## Task
Your task is to copy each line that has the word "kind".

## Stored dataset items
•••••

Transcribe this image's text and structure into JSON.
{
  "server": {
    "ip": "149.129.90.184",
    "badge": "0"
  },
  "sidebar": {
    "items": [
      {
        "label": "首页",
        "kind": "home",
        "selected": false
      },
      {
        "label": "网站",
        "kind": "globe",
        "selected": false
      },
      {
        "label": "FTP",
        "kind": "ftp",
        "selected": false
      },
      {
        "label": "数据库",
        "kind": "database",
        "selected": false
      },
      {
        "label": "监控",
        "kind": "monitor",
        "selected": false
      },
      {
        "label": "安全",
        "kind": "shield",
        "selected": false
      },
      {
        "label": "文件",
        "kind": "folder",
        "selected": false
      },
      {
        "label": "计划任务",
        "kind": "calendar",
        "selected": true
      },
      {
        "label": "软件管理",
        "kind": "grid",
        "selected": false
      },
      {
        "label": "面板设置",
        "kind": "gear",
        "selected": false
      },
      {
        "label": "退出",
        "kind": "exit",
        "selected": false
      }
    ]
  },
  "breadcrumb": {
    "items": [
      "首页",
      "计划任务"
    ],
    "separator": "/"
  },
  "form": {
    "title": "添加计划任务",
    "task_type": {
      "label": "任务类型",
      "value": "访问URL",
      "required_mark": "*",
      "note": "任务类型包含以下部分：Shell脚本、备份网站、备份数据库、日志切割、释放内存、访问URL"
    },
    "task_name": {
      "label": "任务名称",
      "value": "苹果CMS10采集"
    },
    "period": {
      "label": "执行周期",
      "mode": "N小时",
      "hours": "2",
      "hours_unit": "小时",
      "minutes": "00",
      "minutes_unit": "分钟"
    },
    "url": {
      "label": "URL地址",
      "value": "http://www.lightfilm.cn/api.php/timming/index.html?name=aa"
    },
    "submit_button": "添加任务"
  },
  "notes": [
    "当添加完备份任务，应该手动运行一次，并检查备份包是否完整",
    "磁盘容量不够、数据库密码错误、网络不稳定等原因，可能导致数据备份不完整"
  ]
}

•••••

## Task result
        "kind": "home",
        "kind": "globe",
        "kind": "ftp",
        "kind": "database",
        "kind": "monitor",
        "kind": "shield",
        "kind": "folder",
        "kind": "calendar",
        "kind": "grid",
        "kind": "gear",
        "kind": "exit",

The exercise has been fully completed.